## WHAT YOU WILL DO
In the passage on hub-and-spoke airline networks, how many city pairs can a bank of 30 aircraft theoretically serve?

## SELECTED PASSAGE
──────

On the issue of access, I’m going to look at access from the perspective of communities. Hub and spoke networks have inherent strengths. The greatest of these is their ability to serve so many origin-destination pairs. One schedule bank containing n aircraft in a hub and spoke network can theoretically serve up to n(n-1)city pairs. A typical bank might include 30 aircraft, so for n=30, n(n-1) is 870 city pairs. One downside of the hub and spoke is that to maximize connectivity and efficiency, you have to maximize the flights in a bank and minimize the time it takes to land the bank, unload, service, reload and depart. To work well from an airline perspective, you want the demand pattern to be as peaky as possible. From air navigation service provider and airport operator perspectives, peaky is very bad, since it drives the sizing and cost of your infrastructure and staffing. It’s like feast or famine, so the infrastructure and staff often suffer peaks and valleys and inefficiencies in utilization. Another disadvantage of hub and spoke is that it’s fragile. A few flights get out of sync and things unravel in a hurry. As a result of criticism and problems, the airlines have reduced over-scheduling and de-peaked. As these reductions have occurred, consider what happens when you go from 30 to 20 aircraft in a bank. For n=20, n(n-1)=380, which means 10 fewer aircraft in a bank and up to 490 fewer city pairs served. Many smaller communities fall off, either losing more frequent service or losing scheduled air service all together. What are the regional and aggregated national losses associated with that?

I think Carl was right. It’s time to take a harder look at the economic value associated with predictability, flexibility and access. NextGen needs to support performance in these terms in addition to safety and delays. Have we been ignoring the need for these potential high-value outcomes? We very well may be sitting on top of sizable, untapped pools of benefits. Focusing on predictability, flexibility and access could make NextGen all the more robust and valuable.

As I’ve said before, the benefits story is one that needs to be developed and boiled down into a form suitable for USA Today. This is one attempt to begin that process, trying to answer the question: Why should Joe Shmoe care about NextGen?

──────

## ENTRIES
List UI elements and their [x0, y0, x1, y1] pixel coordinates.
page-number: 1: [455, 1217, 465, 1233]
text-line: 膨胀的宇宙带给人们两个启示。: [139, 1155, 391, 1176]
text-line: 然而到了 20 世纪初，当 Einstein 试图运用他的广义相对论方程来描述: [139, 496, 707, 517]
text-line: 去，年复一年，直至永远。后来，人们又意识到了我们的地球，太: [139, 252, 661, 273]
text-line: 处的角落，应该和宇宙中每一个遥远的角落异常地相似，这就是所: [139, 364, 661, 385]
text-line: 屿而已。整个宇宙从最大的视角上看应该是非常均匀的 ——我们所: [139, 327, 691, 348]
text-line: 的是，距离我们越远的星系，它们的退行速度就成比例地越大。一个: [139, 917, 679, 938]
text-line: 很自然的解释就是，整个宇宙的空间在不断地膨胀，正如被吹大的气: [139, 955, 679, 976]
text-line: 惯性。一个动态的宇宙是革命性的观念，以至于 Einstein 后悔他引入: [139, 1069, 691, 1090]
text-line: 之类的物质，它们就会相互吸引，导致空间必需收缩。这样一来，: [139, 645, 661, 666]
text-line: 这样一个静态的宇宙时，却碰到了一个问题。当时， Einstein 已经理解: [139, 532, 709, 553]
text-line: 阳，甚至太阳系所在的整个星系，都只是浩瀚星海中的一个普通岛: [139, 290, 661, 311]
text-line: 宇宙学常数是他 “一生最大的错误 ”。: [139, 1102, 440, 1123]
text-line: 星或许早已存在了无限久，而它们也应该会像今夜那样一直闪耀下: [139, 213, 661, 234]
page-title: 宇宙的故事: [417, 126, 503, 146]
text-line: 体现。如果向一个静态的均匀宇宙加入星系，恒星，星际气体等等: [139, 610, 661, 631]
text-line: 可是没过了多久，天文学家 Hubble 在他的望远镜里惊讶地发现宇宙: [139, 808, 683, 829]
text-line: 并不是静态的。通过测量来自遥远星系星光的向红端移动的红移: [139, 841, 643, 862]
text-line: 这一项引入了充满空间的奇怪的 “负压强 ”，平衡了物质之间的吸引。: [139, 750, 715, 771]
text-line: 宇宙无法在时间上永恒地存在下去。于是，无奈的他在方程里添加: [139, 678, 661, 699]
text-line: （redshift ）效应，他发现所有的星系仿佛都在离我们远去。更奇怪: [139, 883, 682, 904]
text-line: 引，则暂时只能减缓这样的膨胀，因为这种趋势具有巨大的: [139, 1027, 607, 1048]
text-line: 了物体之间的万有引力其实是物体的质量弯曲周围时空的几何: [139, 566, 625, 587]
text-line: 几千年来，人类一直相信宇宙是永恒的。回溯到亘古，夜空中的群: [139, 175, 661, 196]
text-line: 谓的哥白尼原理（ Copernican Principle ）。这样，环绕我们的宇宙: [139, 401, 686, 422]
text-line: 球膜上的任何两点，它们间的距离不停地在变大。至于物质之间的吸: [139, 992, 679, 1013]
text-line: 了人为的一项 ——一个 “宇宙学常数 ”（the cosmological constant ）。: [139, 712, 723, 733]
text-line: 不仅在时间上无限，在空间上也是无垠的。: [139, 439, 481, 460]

──────

## RESULT FOR THIS EXERCISE
870 city pairs.